◆ EXERCISE TASK
Copy out all the records exactly.

◆ INPUT ROWS
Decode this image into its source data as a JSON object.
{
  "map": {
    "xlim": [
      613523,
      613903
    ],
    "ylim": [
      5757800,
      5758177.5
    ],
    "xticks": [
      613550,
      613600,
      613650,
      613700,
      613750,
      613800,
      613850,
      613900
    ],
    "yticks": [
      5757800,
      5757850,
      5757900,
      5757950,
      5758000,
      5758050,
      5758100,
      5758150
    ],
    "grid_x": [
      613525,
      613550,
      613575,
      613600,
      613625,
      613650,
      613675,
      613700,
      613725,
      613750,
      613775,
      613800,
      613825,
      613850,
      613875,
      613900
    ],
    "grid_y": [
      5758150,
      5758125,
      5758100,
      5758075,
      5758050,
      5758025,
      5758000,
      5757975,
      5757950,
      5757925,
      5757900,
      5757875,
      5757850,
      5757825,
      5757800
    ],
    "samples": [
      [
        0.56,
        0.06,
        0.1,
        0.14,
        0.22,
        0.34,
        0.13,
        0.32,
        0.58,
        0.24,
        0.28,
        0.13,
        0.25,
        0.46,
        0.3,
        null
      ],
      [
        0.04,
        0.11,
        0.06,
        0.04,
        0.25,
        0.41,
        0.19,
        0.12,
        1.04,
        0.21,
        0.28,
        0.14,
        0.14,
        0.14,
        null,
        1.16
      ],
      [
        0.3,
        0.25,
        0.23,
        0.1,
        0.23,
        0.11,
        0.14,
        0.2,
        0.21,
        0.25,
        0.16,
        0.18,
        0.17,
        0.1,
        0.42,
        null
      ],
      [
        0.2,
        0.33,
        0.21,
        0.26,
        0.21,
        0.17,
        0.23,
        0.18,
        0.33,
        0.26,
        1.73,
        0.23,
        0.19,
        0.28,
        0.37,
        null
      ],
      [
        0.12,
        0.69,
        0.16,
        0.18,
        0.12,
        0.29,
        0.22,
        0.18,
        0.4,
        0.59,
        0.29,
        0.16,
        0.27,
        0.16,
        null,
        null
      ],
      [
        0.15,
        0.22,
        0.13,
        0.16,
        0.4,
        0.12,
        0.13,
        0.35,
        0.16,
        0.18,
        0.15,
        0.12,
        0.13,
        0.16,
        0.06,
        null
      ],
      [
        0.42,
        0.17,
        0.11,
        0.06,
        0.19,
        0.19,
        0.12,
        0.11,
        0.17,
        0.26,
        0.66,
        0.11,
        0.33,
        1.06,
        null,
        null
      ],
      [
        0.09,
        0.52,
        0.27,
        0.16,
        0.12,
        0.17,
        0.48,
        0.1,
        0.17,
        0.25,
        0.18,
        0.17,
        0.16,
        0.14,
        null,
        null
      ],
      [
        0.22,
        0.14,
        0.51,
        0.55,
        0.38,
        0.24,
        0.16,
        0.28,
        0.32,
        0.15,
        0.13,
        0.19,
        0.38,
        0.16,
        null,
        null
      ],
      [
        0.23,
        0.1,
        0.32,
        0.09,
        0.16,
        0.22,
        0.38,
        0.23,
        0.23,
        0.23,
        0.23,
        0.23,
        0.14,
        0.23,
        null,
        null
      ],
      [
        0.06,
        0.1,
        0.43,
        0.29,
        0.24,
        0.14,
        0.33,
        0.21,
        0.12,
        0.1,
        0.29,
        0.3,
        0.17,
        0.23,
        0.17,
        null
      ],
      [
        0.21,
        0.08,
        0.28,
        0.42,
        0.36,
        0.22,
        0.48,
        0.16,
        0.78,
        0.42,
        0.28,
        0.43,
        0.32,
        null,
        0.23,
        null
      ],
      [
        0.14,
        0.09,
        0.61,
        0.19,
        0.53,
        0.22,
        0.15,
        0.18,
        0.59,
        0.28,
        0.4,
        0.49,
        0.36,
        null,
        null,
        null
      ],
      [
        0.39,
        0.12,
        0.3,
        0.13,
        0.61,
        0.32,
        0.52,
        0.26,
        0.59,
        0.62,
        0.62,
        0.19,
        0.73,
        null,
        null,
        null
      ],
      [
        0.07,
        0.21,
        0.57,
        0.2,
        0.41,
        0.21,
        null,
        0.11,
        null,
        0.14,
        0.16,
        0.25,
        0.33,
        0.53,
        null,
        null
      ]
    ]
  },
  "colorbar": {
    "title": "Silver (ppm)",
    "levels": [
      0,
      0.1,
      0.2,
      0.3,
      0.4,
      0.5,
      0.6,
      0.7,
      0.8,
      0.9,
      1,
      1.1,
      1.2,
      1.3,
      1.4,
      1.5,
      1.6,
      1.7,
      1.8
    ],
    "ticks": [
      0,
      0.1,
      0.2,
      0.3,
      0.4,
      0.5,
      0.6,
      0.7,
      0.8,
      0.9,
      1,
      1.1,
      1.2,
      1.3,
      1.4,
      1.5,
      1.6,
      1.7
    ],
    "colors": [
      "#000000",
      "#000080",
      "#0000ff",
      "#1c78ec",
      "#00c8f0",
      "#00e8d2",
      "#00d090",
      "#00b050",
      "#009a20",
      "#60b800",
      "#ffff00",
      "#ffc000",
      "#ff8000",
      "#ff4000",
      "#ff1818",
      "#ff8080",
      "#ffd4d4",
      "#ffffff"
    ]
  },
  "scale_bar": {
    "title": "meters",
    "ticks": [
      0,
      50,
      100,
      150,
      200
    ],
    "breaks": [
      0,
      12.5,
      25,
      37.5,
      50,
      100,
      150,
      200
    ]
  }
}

◆ WRITTEN RESPONSE
Decode this image into its source data as a JSON object.
{
  "map": {
    "xlim": [
      613523,
      613903
    ],
    "ylim": [
      5757800,
      5758177.5
    ],
    "xticks": [
      613550,
      613600,
      613650,
      613700,
      613750,
      613800,
      613850,
      613900
    ],
    "yticks": [
      5757800,
      5757850,
      5757900,
      5757950,
      5758000,
      5758050,
      5758100,
      5758150
    ],
    "grid_x": [
      613525,
      613550,
      613575,
      613600,
      613625,
      613650,
      613675,
      613700,
      613725,
      613750,
      613775,
      613800,
      613825,
      613850,
      613875,
      613900
    ],
    "grid_y": [
      5758150,
      5758125,
      5758100,
      5758075,
      5758050,
      5758025,
      5758000,
      5757975,
      5757950,
      5757925,
      5757900,
      5757875,
      5757850,
      5757825,
      5757800
    ],
    "samples": [
      [
        0.56,
        0.06,
        0.1,
        0.14,
        0.22,
        0.34,
        0.13,
        0.32,
        0.58,
        0.24,
        0.28,
        0.13,
        0.25,
        0.46,
        0.3,
        null
      ],
      [
        0.04,
        0.11,
        0.06,
        0.04,
        0.25,
        0.41,
        0.19,
        0.12,
        1.04,
        0.21,
        0.28,
        0.14,
        0.14,
        0.14,
        null,
        1.16
      ],
      [
        0.3,
        0.25,
        0.23,
        0.1,
        0.23,
        0.11,
        0.14,
        0.2,
        0.21,
        0.25,
        0.16,
        0.18,
        0.17,
        0.1,
        0.42,
        null
      ],
      [
        0.2,
        0.33,
        0.21,
        0.26,
        0.21,
        0.17,
        0.23,
        0.18,
        0.33,
        0.26,
        1.73,
        0.23,
        0.19,
        0.28,
        0.37,
        null
      ],
      [
        0.12,
        0.69,
        0.16,
        0.18,
        0.12,
        0.29,
        0.22,
        0.18,
        0.4,
        0.59,
        0.29,
        0.16,
        0.27,
        0.16,
        null,
        null
      ],
      [
        0.15,
        0.22,
        0.13,
        0.16,
        0.4,
        0.12,
        0.13,
        0.35,
        0.16,
        0.18,
        0.15,
        0.12,
        0.13,
        0.16,
        0.06,
        null
      ],
      [
        0.42,
        0.17,
        0.11,
        0.06,
        0.19,
        0.19,
        0.12,
        0.11,
        0.17,
        0.26,
        0.66,
        0.11,
        0.33,
        1.06,
        null,
        null
      ],
      [
        0.09,
        0.52,
        0.27,
        0.16,
        0.12,
        0.17,
        0.48,
        0.1,
        0.17,
        0.25,
        0.18,
        0.17,
        0.16,
        0.14,
        null,
        null
      ],
      [
        0.22,
        0.14,
        0.51,
        0.55,
        0.38,
        0.24,
        0.16,
        0.28,
        0.32,
        0.15,
        0.13,
        0.19,
        0.38,
        0.16,
        null,
        null
      ],
      [
        0.23,
        0.1,
        0.32,
        0.09,
        0.16,
        0.22,
        0.38,
        0.23,
        0.23,
        0.23,
        0.23,
        0.23,
        0.14,
        0.23,
        null,
        null
      ],
      [
        0.06,
        0.1,
        0.43,
        0.29,
        0.24,
        0.14,
        0.33,
        0.21,
        0.12,
        0.1,
        0.29,
        0.3,
        0.17,
        0.23,
        0.17,
        null
      ],
      [
        0.21,
        0.08,
        0.28,
        0.42,
        0.36,
        0.22,
        0.48,
        0.16,
        0.78,
        0.42,
        0.28,
        0.43,
        0.32,
        null,
        0.23,
        null
      ],
      [
        0.14,
        0.09,
        0.61,
        0.19,
        0.53,
        0.22,
        0.15,
        0.18,
        0.59,
        0.28,
        0.4,
        0.49,
        0.36,
        null,
        null,
        null
      ],
      [
        0.39,
        0.12,
        0.3,
        0.13,
        0.61,
        0.32,
        0.52,
        0.26,
        0.59,
        0.62,
        0.62,
        0.19,
        0.73,
        null,
        null,
        null
      ],
      [
        0.07,
        0.21,
        0.57,
        0.2,
        0.41,
        0.21,
        null,
        0.11,
        null,
        0.14,
        0.16,
        0.25,
        0.33,
        0.53,
        null,
        null
      ]
    ]
  },
  "colorbar": {
    "title": "Silver (ppm)",
    "levels": [
      0,
      0.1,
      0.2,
      0.3,
      0.4,
      0.5,
      0.6,
      0.7,
      0.8,
      0.9,
      1,
      1.1,
      1.2,
      1.3,
      1.4,
      1.5,
      1.6,
      1.7,
      1.8
    ],
    "ticks": [
      0,
      0.1,
      0.2,
      0.3,
      0.4,
      0.5,
      0.6,
      0.7,
      0.8,
      0.9,
      1,
      1.1,
      1.2,
      1.3,
      1.4,
      1.5,
      1.6,
      1.7
    ],
    "colors": [
      "#000000",
      "#000080",
      "#0000ff",
      "#1c78ec",
      "#00c8f0",
      "#00e8d2",
      "#00d090",
      "#00b050",
      "#009a20",
      "#60b800",
      "#ffff00",
      "#ffc000",
      "#ff8000",
      "#ff4000",
      "#ff1818",
      "#ff8080",
      "#ffd4d4",
      "#ffffff"
    ]
  },
  "scale_bar": {
    "title": "meters",
    "ticks": [
      0,
      50,
      100,
      150,
      200
    ],
    "breaks": [
      0,
      12.5,
      25,
      37.5,
      50,
      100,
      150,
      200
    ]
  }
}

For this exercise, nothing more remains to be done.